Which lines hold the word "mavjud"? Copy each of them from the material.

Start of AVAILABLE RECORDS

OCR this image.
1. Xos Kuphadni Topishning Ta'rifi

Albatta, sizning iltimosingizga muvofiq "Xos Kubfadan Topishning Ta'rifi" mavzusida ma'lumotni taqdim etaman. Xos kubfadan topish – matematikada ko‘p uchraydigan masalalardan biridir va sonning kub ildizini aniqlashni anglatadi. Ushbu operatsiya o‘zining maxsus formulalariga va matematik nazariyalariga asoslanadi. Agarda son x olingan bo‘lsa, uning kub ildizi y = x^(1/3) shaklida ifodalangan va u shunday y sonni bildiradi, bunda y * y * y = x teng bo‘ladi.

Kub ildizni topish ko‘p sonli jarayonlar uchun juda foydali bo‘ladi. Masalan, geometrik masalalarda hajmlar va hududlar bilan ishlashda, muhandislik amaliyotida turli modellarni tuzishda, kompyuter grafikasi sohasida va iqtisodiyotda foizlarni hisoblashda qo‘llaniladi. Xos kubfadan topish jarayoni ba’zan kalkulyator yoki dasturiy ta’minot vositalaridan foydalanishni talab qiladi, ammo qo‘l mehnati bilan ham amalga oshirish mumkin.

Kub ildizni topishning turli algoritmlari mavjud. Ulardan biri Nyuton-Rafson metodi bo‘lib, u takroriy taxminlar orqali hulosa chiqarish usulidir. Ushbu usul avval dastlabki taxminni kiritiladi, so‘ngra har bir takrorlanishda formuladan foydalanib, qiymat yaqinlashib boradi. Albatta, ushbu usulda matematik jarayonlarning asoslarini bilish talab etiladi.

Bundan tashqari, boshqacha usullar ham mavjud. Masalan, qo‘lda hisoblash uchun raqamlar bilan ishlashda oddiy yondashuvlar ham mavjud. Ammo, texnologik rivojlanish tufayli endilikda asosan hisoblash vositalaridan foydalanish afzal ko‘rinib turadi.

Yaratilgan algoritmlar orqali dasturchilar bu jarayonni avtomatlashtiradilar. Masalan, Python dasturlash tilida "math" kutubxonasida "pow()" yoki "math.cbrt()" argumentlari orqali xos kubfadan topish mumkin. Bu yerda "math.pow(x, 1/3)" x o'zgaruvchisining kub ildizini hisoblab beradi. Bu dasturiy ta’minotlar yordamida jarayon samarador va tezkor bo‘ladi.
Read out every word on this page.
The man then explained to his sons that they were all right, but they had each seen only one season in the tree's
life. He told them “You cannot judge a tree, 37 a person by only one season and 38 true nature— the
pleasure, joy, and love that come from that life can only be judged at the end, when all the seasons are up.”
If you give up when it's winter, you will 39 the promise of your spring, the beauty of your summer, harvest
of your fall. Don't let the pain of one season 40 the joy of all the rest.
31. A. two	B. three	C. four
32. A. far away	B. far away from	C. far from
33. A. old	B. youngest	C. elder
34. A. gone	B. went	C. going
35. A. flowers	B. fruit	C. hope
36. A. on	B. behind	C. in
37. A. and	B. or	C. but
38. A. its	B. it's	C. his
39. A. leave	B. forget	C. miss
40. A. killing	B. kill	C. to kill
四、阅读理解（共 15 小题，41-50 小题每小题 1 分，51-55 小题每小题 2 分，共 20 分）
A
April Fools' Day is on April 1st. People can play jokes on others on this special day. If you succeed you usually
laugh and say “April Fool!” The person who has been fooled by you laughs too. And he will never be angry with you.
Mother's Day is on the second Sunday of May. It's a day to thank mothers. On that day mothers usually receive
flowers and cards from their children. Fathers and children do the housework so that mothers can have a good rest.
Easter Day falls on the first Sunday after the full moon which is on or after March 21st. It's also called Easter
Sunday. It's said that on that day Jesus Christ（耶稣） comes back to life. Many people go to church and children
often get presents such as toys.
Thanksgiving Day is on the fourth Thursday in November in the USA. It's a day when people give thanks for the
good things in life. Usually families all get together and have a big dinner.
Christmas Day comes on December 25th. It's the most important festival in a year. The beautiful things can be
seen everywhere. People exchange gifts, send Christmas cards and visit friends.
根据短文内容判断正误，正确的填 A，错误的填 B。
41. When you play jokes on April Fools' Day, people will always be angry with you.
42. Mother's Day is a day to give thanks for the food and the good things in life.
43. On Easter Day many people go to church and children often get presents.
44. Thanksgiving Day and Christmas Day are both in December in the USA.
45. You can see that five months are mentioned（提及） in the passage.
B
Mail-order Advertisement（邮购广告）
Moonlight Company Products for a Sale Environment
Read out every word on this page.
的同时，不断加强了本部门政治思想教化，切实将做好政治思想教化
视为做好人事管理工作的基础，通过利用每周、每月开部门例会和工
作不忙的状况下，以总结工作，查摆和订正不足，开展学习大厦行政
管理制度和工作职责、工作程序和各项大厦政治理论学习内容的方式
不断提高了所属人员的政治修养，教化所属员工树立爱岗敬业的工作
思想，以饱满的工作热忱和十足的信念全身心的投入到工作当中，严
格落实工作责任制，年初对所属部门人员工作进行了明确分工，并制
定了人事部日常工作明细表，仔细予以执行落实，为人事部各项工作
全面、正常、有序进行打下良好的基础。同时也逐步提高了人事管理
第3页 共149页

End of AVAILABLE RECORDS

* SOLVED EXERCISE *
Kub ildizni topishning turli algoritmlari mavjud. Ulardan biri Nyuton-Rafson metodi bo‘lib, u takroriy taxminlar orqali hulosa chiqarish usulidir. Ushbu usul avval dastlabki taxminni kiritiladi, so‘ngra har bir takrorlanishda formuladan foydalanib, qiymat yaqinlashib boradi. Albatta, ushbu usulda matematik jarayonlarning asoslarini bilish talab etiladi.
Bundan tashqari, boshqacha usullar ham mavjud. Masalan, qo‘lda hisoblash uchun raqamlar bilan ishlashda oddiy yondashuvlar ham mavjud. Ammo, texnologik rivojlanish tufayli endilikda asosan hisoblash vositalaridan foydalanish afzal ko‘rinib turadi.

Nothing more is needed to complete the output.